- EXERCISE INSTRUCTIONS -
Gather every line holding the string "name".
************
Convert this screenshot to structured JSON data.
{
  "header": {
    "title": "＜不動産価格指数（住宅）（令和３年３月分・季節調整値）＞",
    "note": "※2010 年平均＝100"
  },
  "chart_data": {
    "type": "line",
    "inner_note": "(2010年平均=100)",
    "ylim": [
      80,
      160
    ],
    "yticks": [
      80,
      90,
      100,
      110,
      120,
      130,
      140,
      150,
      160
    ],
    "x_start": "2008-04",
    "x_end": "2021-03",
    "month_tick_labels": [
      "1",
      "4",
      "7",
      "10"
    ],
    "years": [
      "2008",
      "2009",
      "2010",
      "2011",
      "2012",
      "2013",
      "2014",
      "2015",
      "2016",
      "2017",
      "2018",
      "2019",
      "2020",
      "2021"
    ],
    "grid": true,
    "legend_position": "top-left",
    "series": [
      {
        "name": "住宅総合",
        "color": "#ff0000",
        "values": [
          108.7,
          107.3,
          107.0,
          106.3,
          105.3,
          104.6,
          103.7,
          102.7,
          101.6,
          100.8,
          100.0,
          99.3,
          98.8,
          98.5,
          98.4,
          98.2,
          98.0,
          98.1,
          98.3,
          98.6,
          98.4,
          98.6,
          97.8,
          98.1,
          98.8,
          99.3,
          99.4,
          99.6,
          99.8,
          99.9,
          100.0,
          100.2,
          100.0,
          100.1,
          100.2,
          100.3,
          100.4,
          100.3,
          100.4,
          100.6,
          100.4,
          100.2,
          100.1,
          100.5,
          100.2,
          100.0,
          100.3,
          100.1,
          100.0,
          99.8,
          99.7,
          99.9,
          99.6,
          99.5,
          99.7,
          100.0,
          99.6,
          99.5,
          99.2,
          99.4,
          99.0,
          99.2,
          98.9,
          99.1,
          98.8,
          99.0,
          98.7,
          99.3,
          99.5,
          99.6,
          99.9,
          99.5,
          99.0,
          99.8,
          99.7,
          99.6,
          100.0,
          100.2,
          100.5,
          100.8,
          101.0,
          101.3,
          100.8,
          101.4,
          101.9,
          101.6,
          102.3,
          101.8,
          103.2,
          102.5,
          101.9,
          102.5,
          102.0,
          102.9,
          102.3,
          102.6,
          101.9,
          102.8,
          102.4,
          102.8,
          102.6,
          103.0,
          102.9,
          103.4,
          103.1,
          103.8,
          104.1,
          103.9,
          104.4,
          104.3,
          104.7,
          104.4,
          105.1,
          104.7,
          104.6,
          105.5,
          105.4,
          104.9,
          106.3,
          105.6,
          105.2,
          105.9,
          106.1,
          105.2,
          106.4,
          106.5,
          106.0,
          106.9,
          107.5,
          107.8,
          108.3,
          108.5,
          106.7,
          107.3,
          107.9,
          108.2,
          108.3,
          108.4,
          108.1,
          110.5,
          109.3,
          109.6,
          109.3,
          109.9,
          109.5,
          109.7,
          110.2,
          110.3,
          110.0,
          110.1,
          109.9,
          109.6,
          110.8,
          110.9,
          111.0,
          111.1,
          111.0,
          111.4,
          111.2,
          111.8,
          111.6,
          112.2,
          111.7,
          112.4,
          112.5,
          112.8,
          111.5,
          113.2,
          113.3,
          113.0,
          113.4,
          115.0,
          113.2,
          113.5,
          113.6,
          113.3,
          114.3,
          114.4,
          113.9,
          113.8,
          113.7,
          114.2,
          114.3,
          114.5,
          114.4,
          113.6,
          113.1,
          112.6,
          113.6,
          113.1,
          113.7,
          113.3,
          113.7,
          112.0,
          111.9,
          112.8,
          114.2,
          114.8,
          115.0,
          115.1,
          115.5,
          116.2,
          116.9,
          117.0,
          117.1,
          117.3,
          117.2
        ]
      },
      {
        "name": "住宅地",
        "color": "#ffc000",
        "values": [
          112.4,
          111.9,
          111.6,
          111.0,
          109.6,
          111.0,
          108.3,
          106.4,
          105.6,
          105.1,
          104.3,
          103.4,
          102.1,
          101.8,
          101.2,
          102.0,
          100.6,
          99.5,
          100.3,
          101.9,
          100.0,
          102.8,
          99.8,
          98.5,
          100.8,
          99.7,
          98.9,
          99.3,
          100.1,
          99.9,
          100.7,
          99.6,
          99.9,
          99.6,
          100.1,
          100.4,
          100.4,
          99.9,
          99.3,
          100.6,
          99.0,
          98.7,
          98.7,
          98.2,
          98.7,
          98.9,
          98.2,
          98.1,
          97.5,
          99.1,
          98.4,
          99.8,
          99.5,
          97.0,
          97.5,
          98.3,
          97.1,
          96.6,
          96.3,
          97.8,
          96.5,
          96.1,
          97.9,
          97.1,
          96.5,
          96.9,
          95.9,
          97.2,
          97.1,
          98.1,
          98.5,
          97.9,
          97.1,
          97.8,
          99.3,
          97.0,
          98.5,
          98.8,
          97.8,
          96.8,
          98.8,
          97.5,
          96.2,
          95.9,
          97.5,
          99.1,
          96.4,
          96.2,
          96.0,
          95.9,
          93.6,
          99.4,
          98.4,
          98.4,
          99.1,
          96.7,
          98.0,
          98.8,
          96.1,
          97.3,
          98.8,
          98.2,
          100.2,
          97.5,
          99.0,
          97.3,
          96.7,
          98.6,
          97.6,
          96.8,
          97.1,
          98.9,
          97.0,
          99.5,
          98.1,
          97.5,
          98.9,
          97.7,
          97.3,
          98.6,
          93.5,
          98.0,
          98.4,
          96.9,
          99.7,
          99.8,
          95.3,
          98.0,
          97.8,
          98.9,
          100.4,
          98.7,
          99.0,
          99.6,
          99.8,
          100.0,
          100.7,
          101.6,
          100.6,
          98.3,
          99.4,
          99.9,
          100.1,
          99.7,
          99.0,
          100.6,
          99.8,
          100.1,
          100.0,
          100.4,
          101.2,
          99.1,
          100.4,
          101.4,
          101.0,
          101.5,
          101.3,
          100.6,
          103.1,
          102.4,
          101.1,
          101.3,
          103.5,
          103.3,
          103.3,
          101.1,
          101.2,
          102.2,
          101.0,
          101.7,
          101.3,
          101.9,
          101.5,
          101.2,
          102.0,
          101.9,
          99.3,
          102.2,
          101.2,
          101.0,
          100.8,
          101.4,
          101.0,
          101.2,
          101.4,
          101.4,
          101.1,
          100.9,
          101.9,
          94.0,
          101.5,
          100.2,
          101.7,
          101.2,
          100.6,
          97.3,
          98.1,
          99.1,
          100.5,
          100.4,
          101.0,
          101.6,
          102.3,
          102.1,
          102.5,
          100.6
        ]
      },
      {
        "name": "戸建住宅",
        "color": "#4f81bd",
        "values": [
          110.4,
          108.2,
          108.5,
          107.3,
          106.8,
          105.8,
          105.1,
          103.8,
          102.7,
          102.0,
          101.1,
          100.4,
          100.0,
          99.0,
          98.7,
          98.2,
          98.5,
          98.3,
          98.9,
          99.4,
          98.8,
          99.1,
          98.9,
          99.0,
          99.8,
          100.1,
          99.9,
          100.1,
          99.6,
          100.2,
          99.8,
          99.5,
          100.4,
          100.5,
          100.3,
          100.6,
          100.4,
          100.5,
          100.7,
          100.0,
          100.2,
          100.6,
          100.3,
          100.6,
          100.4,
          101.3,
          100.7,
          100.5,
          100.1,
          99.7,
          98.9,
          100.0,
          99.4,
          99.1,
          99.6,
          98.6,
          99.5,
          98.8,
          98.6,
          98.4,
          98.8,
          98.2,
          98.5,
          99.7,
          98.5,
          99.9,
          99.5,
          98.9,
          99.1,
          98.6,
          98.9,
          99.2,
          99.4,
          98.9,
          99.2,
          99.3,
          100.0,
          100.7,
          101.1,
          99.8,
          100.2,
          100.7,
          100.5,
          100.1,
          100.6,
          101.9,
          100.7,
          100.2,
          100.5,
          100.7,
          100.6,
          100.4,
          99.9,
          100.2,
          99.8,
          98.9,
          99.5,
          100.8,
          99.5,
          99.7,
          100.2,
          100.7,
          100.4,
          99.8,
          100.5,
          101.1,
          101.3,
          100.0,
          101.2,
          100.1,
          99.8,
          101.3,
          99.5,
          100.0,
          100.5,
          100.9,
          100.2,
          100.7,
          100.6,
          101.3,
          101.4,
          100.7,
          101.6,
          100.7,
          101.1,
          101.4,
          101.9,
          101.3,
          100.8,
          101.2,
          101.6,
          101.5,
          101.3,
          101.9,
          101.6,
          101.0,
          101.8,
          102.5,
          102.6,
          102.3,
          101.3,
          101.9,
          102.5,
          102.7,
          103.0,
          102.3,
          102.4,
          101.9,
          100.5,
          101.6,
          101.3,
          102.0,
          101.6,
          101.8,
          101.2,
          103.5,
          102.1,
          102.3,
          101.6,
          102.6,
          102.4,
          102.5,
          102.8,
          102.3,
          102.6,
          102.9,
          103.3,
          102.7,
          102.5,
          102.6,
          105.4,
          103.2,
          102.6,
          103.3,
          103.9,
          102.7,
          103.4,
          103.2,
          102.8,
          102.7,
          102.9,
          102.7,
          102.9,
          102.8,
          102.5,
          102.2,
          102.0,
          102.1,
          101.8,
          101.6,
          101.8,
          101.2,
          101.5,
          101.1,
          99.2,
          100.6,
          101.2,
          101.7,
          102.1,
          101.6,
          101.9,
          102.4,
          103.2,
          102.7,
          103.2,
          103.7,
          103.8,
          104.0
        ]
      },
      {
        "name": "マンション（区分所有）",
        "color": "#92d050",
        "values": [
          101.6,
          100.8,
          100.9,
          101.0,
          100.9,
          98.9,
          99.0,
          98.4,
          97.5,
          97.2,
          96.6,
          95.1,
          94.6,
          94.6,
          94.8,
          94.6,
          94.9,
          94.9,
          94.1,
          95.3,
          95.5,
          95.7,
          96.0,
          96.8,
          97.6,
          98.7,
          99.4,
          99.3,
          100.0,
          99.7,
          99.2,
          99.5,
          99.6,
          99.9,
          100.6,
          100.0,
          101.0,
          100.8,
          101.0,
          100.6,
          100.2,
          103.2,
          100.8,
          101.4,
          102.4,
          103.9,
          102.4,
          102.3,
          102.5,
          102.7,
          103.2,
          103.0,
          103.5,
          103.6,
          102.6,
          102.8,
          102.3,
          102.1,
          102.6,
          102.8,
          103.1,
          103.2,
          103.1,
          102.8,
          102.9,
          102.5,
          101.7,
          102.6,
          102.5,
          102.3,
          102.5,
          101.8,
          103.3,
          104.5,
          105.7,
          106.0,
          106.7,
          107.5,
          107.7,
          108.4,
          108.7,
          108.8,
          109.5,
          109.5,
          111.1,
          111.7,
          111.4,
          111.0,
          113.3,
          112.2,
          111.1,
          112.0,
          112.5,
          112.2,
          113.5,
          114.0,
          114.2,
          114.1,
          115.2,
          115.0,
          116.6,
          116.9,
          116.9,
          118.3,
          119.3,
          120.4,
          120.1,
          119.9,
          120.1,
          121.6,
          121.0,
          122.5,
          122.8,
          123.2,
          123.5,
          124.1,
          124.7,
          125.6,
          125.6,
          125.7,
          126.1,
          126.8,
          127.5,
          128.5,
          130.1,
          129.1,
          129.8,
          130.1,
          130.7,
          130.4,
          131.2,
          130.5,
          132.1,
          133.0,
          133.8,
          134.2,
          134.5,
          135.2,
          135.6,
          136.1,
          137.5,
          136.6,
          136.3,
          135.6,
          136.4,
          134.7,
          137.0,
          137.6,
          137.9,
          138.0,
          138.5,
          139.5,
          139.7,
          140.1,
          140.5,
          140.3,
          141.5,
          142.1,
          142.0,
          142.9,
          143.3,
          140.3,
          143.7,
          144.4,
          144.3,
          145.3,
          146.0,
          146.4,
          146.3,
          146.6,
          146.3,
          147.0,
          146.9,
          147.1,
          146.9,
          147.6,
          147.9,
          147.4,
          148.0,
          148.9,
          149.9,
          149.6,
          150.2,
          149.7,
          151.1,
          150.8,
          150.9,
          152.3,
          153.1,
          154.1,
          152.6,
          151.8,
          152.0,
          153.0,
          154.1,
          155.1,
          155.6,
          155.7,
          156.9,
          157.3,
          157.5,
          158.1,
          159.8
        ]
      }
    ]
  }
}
************
- CORRECT ANSWER -
        "name": "住宅総合",
        "name": "住宅地",
        "name": "戸建住宅",
        "name": "マンション（区分所有）",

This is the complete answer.